▸ **Goal**: Repeat all of the data precisely.
======== Supplied material
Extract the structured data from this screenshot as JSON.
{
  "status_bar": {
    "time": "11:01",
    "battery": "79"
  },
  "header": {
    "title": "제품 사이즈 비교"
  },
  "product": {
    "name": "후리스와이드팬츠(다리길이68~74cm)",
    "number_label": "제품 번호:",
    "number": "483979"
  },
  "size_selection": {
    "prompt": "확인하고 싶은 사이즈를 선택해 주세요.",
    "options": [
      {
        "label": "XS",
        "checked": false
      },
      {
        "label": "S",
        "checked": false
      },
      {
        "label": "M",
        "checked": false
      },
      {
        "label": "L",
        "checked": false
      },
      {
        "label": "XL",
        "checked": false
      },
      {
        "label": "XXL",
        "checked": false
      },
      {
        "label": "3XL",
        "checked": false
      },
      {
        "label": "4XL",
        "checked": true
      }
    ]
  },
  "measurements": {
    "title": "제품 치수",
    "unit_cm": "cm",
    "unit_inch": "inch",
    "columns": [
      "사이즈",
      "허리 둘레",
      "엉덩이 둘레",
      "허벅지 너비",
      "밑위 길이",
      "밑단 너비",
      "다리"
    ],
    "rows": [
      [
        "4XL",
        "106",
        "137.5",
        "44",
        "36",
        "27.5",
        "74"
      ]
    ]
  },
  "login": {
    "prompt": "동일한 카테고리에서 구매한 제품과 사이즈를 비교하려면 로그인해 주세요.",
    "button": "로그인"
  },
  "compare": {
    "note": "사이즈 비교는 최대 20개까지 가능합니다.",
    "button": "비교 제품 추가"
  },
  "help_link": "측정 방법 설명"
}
================
▸ **Solution below**:
Extract the structured data from this screenshot as JSON.
{
  "status_bar": {
    "time": "11:01",
    "battery": "79"
  },
  "header": {
    "title": "제품 사이즈 비교"
  },
  "product": {
    "name": "후리스와이드팬츠(다리길이68~74cm)",
    "number_label": "제품 번호:",
    "number": "483979"
  },
  "size_selection": {
    "prompt": "확인하고 싶은 사이즈를 선택해 주세요.",
    "options": [
      {
        "label": "XS",
        "checked": false
      },
      {
        "label": "S",
        "checked": false
      },
      {
        "label": "M",
        "checked": false
      },
      {
        "label": "L",
        "checked": false
      },
      {
        "label": "XL",
        "checked": false
      },
      {
        "label": "XXL",
        "checked": false
      },
      {
        "label": "3XL",
        "checked": false
      },
      {
        "label": "4XL",
        "checked": true
      }
    ]
  },
  "measurements": {
    "title": "제품 치수",
    "unit_cm": "cm",
    "unit_inch": "inch",
    "columns": [
      "사이즈",
      "허리 둘레",
      "엉덩이 둘레",
      "허벅지 너비",
      "밑위 길이",
      "밑단 너비",
      "다리"
    ],
    "rows": [
      [
        "4XL",
        "106",
        "137.5",
        "44",
        "36",
        "27.5",
        "74"
      ]
    ]
  },
  "login": {
    "prompt": "동일한 카테고리에서 구매한 제품과 사이즈를 비교하려면 로그인해 주세요.",
    "button": "로그인"
  },
  "compare": {
    "note": "사이즈 비교는 최대 20개까지 가능합니다.",
    "button": "비교 제품 추가"
  },
  "help_link": "측정 방법 설명"
}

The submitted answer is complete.